**WORK INSTRUCTIONS**
Write out the listing below exactly, and omit any images you find in it.

**LISTED ENTRIES**
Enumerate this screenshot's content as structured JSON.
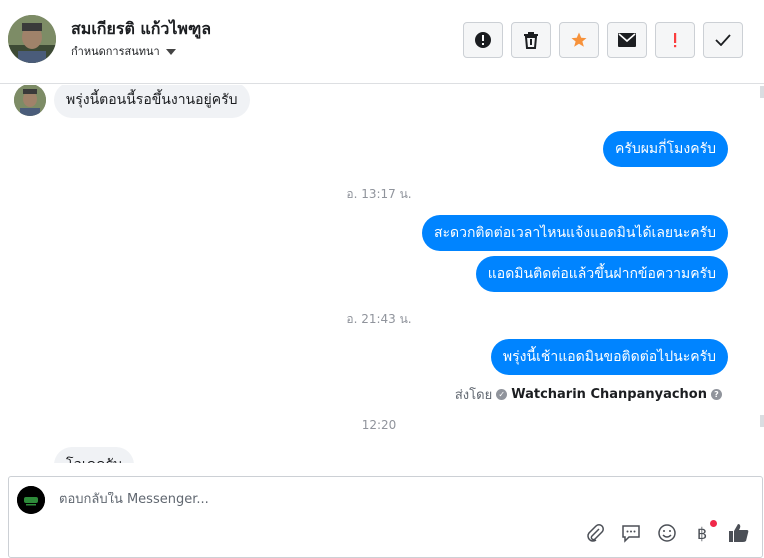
{
  "header": {
    "contact_name": "สมเกียรติ แก้วไพฑูล",
    "assign_label": "กำหนดการสนทนา",
    "actions": [
      {
        "icon": "alert-circle-icon"
      },
      {
        "icon": "trash-icon"
      },
      {
        "icon": "star-icon",
        "color": "#f7923b"
      },
      {
        "icon": "envelope-icon"
      },
      {
        "icon": "exclamation-icon",
        "color": "#fa3e3e"
      },
      {
        "icon": "checkmark-icon"
      }
    ]
  },
  "messages": {
    "m1": "พรุ่งนี้ตอนนี้รอขึ้นงานอยู่ครับ",
    "m2": "ครับผมกี่โมงครับ",
    "ts1": "อ. 13:17 น.",
    "m3": "สะดวกติดต่อเวลาไหนแจ้งแอดมินได้เลยนะครับ",
    "m4": "แอดมินติดต่อแล้วขึ้นฝากข้อความครับ",
    "ts2": "อ. 21:43 น.",
    "m5": "พรุ่งนี้เช้าแอดมินขอติดต่อไปนะครับ",
    "sent_by_prefix": "ส่งโดย",
    "sent_by_name": "Watcharin Chanpanyachon",
    "ts3": "12:20",
    "m6": "โอเคครับ"
  },
  "composer": {
    "placeholder": "ตอบกลับใน Messenger..."
  },
  "colors": {
    "outgoing_bubble": "#0084ff",
    "incoming_bubble": "#f0f2f5",
    "star": "#f7923b",
    "flag": "#fa3e3e"
  }
}
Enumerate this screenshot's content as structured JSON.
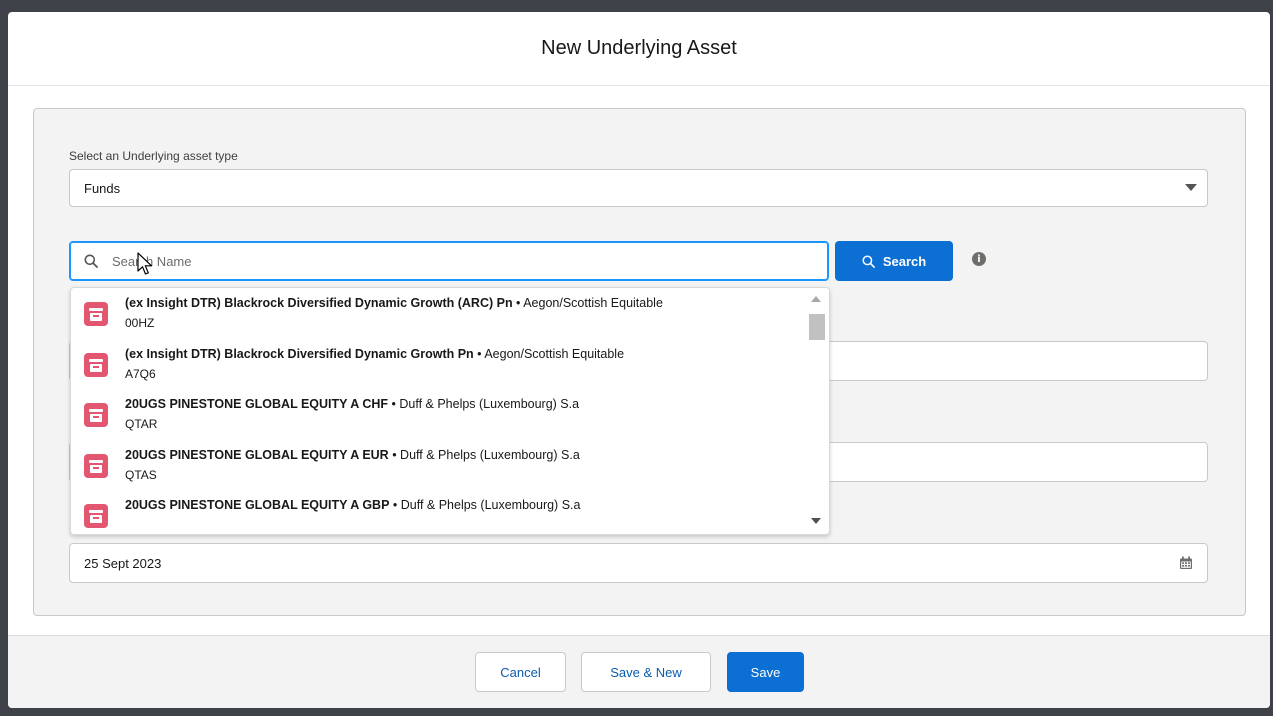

**CORRECT ANSWER**
Enumerate this screenshot's content as structured JSON.
{
  "header": {
    "contact_name": "สมเกียรติ แก้วไพฑูล",
    "assign_label": "กำหนดการสนทนา",
    "actions": [
      {
        "icon": "alert-circle-icon"
      },
      {
        "icon": "trash-icon"
      },
      {
        "icon": "star-icon",
        "color": "#f7923b"
      },
      {
        "icon": "envelope-icon"
      },
      {
        "icon": "exclamation-icon",
        "color": "#fa3e3e"
      },
      {
        "icon": "checkmark-icon"
      }
    ]
  },
  "messages": {
    "m1": "พรุ่งนี้ตอนนี้รอขึ้นงานอยู่ครับ",
    "m2": "ครับผมกี่โมงครับ",
    "ts1": "อ. 13:17 น.",
    "m3": "สะดวกติดต่อเวลาไหนแจ้งแอดมินได้เลยนะครับ",
    "m4": "แอดมินติดต่อแล้วขึ้นฝากข้อความครับ",
    "ts2": "อ. 21:43 น.",
    "m5": "พรุ่งนี้เช้าแอดมินขอติดต่อไปนะครับ",
    "sent_by_prefix": "ส่งโดย",
    "sent_by_name": "Watcharin Chanpanyachon",
    "ts3": "12:20",
    "m6": "โอเคครับ"
  },
  "composer": {
    "placeholder": "ตอบกลับใน Messenger..."
  },
  "colors": {
    "outgoing_bubble": "#0084ff",
    "incoming_bubble": "#f0f2f5",
    "star": "#f7923b",
    "flag": "#fa3e3e"
  }
}
Enumerate this screenshot's content as structured JSON.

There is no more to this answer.